══ Record set ══
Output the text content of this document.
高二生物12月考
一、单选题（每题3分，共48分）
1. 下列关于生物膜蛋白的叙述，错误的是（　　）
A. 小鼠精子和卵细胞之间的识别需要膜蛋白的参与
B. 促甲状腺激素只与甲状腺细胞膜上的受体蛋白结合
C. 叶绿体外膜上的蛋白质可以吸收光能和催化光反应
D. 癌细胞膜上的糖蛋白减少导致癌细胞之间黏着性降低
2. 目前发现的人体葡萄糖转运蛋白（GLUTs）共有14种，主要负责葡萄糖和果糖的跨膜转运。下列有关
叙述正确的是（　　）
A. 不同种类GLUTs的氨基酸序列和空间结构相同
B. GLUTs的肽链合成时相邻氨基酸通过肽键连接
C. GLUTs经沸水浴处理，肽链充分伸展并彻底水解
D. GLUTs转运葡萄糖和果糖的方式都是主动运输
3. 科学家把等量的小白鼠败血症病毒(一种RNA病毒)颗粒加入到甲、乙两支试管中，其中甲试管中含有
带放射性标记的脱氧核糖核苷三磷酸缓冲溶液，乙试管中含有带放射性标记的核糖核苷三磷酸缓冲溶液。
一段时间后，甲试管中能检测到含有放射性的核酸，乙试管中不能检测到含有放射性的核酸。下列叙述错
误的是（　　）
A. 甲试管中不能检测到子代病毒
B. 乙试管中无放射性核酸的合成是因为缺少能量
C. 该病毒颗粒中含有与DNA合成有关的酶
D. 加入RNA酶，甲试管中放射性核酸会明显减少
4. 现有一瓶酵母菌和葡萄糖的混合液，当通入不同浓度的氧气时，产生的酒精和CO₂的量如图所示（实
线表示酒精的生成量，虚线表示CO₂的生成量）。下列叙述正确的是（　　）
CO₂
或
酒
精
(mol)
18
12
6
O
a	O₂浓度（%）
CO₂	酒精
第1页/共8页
═══
Instructions to follow: Quote all the records. Keep every word exact.

Result for this exercise:
Output the text content of this document.
高二生物12月考
一、单选题（每题3分，共48分）
1. 下列关于生物膜蛋白的叙述，错误的是（　　）
A. 小鼠精子和卵细胞之间的识别需要膜蛋白的参与
B. 促甲状腺激素只与甲状腺细胞膜上的受体蛋白结合
C. 叶绿体外膜上的蛋白质可以吸收光能和催化光反应
D. 癌细胞膜上的糖蛋白减少导致癌细胞之间黏着性降低
2. 目前发现的人体葡萄糖转运蛋白（GLUTs）共有14种，主要负责葡萄糖和果糖的跨膜转运。下列有关
叙述正确的是（　　）
A. 不同种类GLUTs的氨基酸序列和空间结构相同
B. GLUTs的肽链合成时相邻氨基酸通过肽键连接
C. GLUTs经沸水浴处理，肽链充分伸展并彻底水解
D. GLUTs转运葡萄糖和果糖的方式都是主动运输
3. 科学家把等量的小白鼠败血症病毒(一种RNA病毒)颗粒加入到甲、乙两支试管中，其中甲试管中含有
带放射性标记的脱氧核糖核苷三磷酸缓冲溶液，乙试管中含有带放射性标记的核糖核苷三磷酸缓冲溶液。
一段时间后，甲试管中能检测到含有放射性的核酸，乙试管中不能检测到含有放射性的核酸。下列叙述错
误的是（　　）
A. 甲试管中不能检测到子代病毒
B. 乙试管中无放射性核酸的合成是因为缺少能量
C. 该病毒颗粒中含有与DNA合成有关的酶
D. 加入RNA酶，甲试管中放射性核酸会明显减少
4. 现有一瓶酵母菌和葡萄糖的混合液，当通入不同浓度的氧气时，产生的酒精和CO₂的量如图所示（实
线表示酒精的生成量，虚线表示CO₂的生成量）。下列叙述正确的是（　　）
CO₂
或
酒
精
(mol)
18
12
6
O
a	O₂浓度（%）
CO₂	酒精
第1页/共8页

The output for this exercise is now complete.